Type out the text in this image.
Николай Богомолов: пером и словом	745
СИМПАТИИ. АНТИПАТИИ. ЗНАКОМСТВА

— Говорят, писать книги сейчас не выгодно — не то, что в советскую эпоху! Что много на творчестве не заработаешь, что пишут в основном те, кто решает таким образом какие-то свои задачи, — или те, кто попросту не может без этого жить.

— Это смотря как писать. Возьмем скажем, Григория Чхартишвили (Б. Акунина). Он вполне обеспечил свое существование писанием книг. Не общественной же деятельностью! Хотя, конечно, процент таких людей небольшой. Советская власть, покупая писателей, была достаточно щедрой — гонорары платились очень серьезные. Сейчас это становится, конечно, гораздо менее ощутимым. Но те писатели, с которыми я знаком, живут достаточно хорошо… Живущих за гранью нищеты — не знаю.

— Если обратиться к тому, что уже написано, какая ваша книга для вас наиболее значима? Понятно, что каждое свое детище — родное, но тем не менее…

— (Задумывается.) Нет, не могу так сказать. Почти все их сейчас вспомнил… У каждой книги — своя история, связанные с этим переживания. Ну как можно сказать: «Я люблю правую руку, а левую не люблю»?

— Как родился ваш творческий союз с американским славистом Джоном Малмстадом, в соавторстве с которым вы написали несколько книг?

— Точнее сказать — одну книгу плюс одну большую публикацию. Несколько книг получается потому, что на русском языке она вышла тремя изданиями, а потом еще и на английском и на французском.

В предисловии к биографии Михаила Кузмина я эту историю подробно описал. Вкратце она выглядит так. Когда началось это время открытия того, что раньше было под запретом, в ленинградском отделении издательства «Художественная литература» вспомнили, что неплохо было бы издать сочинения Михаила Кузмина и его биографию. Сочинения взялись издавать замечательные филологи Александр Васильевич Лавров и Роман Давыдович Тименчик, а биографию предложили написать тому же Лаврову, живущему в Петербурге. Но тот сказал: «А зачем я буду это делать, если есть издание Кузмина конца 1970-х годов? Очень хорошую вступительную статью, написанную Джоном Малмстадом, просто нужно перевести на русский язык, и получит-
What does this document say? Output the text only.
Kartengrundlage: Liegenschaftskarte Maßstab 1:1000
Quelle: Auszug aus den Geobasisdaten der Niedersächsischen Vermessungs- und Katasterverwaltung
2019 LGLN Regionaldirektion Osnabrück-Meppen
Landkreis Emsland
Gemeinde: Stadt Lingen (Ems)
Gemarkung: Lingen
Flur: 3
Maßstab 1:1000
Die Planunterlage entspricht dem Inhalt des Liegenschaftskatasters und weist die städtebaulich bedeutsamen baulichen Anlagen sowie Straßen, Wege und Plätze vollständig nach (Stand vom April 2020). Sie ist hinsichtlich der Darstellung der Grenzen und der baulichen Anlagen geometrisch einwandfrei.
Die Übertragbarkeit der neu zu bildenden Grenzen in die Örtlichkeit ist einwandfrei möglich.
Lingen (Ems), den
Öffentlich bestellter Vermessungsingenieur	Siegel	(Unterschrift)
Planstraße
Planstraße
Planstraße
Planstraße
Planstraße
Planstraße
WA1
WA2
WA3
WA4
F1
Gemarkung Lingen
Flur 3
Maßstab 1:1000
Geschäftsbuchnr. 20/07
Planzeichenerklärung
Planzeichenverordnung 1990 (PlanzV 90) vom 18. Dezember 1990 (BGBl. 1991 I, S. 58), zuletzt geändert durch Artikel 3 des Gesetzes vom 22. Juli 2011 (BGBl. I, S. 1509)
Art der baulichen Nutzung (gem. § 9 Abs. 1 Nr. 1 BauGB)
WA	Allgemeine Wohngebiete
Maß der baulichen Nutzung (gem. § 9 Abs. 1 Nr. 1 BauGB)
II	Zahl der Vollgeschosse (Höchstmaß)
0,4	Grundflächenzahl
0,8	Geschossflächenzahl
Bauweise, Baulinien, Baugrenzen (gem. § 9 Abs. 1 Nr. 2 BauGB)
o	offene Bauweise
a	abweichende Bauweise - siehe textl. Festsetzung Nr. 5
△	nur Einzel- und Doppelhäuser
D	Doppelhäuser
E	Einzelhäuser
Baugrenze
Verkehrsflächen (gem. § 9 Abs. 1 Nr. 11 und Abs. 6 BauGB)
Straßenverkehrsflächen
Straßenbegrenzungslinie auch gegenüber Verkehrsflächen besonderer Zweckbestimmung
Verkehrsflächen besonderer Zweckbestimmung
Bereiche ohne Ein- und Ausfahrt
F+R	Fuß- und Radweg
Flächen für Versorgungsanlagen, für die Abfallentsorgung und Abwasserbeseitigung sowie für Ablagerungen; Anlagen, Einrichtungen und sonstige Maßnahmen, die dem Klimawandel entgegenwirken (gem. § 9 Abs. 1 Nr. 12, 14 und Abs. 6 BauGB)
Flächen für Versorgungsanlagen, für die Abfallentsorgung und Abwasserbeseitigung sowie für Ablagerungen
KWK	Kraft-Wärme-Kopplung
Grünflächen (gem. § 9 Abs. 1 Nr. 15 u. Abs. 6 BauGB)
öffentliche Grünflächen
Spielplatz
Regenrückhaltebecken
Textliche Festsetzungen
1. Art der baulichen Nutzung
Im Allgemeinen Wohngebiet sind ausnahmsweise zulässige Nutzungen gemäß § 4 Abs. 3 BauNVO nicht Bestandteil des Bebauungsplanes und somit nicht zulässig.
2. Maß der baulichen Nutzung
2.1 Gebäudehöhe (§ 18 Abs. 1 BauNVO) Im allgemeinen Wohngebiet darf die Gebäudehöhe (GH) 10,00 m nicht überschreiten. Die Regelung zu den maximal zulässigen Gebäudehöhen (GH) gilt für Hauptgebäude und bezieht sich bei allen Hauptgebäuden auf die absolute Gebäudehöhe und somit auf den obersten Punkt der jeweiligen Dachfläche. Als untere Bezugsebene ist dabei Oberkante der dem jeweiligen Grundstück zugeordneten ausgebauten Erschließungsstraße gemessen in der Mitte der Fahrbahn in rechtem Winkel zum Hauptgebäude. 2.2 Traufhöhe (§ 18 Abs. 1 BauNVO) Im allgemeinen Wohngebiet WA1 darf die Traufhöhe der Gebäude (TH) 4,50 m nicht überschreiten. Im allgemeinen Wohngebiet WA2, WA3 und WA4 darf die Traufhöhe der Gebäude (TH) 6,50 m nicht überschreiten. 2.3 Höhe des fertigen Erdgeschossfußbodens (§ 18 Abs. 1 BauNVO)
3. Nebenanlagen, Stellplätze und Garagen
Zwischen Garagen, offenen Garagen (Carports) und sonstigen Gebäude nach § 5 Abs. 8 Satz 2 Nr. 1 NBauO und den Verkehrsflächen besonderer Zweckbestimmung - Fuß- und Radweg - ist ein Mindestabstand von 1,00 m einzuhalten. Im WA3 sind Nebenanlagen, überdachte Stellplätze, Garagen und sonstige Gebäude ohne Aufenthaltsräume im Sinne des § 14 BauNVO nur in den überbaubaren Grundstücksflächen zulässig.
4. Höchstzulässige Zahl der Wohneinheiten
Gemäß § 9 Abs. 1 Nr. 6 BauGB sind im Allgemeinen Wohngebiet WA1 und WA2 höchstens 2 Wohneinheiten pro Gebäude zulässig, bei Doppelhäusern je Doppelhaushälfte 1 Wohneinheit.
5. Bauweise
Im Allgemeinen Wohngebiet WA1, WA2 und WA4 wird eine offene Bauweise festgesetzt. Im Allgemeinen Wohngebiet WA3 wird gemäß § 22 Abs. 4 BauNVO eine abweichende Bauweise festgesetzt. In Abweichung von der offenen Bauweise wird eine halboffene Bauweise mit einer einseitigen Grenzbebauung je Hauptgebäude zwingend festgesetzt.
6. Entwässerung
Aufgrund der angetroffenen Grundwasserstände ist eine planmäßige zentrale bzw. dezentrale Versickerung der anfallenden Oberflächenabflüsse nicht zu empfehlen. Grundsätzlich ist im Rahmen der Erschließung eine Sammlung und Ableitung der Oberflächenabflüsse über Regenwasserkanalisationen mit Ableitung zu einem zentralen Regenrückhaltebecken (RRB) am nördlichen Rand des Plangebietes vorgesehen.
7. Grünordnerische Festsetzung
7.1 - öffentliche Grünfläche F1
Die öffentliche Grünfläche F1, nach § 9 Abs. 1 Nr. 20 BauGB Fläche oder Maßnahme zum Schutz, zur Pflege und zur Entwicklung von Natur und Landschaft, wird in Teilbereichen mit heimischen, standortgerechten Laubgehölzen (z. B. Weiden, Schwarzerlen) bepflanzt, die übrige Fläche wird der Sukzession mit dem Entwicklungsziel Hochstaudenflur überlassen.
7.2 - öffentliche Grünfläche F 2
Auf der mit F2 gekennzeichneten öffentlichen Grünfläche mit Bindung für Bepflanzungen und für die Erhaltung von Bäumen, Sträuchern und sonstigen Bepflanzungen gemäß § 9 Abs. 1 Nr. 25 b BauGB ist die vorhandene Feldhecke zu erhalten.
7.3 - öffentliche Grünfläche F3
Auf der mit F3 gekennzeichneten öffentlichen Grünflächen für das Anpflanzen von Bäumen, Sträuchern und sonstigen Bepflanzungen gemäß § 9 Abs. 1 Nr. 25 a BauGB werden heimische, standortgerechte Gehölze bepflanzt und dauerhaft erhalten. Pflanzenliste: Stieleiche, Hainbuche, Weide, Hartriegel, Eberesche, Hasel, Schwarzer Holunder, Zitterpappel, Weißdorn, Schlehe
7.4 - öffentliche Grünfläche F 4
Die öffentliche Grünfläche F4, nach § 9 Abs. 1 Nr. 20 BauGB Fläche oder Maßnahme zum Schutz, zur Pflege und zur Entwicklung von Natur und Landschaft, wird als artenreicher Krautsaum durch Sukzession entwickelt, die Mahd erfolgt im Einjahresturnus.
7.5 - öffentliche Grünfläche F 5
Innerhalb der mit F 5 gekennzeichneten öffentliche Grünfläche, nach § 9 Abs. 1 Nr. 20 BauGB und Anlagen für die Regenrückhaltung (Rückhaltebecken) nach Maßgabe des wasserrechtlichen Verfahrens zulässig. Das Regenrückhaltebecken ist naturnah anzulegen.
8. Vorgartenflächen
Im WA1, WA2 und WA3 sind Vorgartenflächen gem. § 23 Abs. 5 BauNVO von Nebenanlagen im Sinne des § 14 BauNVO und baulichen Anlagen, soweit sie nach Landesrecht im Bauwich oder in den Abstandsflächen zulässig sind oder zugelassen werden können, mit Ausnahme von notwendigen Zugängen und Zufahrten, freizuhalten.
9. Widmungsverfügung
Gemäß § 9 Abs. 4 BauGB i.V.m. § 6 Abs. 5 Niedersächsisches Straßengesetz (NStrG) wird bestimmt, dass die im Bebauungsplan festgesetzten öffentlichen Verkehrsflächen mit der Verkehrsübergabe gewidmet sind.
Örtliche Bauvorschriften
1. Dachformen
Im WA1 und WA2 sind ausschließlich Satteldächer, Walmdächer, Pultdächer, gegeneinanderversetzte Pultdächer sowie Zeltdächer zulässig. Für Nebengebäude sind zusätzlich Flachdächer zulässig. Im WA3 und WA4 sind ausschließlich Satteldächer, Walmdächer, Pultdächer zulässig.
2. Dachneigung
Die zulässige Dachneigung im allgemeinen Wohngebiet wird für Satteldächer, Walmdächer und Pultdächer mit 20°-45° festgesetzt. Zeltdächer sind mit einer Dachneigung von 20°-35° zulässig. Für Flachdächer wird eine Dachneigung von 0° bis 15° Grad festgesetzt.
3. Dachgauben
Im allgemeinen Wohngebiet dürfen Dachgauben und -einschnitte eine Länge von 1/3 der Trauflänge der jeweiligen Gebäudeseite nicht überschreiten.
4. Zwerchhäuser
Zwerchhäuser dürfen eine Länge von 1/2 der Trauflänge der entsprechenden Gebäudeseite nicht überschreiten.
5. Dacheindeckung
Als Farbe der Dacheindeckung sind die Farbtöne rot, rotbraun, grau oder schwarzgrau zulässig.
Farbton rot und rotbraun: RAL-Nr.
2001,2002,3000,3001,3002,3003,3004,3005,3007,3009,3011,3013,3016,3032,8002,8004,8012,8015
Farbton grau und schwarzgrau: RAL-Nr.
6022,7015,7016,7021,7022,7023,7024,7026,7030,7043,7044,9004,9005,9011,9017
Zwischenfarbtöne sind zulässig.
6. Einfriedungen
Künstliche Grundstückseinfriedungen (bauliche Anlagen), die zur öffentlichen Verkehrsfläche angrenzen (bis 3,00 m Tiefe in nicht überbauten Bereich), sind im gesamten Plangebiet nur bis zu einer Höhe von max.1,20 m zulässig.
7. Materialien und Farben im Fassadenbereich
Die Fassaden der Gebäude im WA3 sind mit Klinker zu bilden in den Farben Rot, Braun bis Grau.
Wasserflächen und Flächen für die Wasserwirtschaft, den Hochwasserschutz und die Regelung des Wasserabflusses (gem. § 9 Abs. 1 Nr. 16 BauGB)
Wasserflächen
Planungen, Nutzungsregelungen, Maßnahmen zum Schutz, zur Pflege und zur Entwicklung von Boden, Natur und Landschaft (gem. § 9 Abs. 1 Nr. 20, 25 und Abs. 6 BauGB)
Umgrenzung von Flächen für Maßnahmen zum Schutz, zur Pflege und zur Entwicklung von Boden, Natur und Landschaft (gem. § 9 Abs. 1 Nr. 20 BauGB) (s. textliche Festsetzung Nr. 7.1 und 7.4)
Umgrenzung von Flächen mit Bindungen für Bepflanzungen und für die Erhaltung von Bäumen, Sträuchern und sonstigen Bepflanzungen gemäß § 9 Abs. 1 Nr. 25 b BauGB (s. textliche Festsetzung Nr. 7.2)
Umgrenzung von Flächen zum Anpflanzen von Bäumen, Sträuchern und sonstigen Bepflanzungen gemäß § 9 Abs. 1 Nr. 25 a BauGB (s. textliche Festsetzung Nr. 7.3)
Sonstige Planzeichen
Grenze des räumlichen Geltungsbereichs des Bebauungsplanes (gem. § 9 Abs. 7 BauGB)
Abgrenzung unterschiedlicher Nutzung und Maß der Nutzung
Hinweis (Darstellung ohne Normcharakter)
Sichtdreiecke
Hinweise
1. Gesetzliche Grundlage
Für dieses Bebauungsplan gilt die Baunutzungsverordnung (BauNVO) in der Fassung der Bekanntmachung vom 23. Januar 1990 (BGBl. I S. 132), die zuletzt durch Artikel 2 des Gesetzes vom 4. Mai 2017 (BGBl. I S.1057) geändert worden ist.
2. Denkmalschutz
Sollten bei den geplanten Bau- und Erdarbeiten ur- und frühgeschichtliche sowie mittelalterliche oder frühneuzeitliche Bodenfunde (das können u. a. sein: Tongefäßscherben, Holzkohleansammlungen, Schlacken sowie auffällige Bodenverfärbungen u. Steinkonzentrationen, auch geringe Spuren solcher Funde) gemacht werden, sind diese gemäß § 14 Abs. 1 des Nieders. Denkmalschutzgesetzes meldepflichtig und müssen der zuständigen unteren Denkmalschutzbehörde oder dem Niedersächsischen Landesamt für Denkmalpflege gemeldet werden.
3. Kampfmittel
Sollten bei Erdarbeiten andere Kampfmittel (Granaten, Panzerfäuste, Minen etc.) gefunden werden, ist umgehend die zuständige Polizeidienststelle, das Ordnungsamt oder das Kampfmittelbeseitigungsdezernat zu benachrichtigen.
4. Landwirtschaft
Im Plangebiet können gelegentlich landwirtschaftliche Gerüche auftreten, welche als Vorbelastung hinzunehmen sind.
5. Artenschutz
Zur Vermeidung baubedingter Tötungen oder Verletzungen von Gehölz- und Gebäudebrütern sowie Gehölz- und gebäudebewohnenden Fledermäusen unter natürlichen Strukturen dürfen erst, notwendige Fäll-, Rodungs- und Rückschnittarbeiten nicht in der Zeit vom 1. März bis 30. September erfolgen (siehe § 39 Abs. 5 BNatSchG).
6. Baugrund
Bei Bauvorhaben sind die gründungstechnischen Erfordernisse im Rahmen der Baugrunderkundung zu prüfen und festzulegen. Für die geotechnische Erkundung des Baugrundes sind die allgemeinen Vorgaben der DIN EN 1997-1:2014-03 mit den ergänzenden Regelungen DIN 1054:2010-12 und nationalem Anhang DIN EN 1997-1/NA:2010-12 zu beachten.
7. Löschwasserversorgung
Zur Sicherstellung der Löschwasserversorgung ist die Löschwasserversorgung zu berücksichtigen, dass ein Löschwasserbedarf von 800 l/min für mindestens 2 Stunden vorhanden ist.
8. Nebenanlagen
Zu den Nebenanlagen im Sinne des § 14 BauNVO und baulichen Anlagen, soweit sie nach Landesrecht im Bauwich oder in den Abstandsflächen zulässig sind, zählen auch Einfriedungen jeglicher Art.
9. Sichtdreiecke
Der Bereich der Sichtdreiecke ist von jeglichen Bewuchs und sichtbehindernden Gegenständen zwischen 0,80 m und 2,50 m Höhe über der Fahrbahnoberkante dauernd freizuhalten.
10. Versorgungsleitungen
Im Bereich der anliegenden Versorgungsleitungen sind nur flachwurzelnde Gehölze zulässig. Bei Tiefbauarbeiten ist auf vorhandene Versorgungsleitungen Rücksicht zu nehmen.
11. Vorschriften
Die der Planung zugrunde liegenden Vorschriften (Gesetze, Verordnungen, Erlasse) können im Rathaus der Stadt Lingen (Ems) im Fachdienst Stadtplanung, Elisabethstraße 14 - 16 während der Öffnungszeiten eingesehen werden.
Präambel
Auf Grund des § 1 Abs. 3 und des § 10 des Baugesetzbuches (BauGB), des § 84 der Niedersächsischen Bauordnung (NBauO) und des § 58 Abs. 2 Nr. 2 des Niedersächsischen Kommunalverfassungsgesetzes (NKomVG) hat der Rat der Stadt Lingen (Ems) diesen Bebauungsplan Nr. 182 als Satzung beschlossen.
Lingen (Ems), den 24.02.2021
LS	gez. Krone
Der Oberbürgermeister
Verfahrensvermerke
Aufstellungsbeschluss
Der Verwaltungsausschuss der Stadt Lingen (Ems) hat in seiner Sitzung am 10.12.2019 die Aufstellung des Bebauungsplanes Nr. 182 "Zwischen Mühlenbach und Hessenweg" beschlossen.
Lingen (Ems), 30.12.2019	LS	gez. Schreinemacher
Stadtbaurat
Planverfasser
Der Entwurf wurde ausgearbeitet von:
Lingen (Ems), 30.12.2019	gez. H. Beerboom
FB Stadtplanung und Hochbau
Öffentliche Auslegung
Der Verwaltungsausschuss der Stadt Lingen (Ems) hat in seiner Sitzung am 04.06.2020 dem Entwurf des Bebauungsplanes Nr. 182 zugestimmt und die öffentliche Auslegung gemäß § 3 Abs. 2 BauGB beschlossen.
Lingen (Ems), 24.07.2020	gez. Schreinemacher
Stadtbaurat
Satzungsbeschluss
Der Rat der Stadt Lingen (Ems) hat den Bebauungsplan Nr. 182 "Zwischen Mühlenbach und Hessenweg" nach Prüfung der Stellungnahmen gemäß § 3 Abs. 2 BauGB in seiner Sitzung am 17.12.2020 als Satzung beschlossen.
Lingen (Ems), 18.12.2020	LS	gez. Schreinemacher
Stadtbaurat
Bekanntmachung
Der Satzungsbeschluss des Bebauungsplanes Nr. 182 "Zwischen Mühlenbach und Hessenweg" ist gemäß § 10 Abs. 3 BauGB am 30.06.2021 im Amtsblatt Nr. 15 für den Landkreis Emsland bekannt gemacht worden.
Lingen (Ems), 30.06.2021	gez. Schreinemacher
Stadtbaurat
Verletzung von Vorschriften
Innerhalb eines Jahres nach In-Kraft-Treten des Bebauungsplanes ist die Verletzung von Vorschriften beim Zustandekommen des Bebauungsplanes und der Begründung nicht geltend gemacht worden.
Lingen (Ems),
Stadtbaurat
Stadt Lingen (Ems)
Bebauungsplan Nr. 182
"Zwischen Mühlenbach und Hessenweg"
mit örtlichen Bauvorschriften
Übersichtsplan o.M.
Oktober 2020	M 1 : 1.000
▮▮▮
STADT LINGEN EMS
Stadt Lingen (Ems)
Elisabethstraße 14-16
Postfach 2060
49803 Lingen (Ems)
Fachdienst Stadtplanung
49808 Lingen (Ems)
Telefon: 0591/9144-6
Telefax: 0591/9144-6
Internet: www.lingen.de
........
• Problem details
How many lines of the records contain the string "Verwaltungsausschuss"? Respond with the number alone.

• Task output
2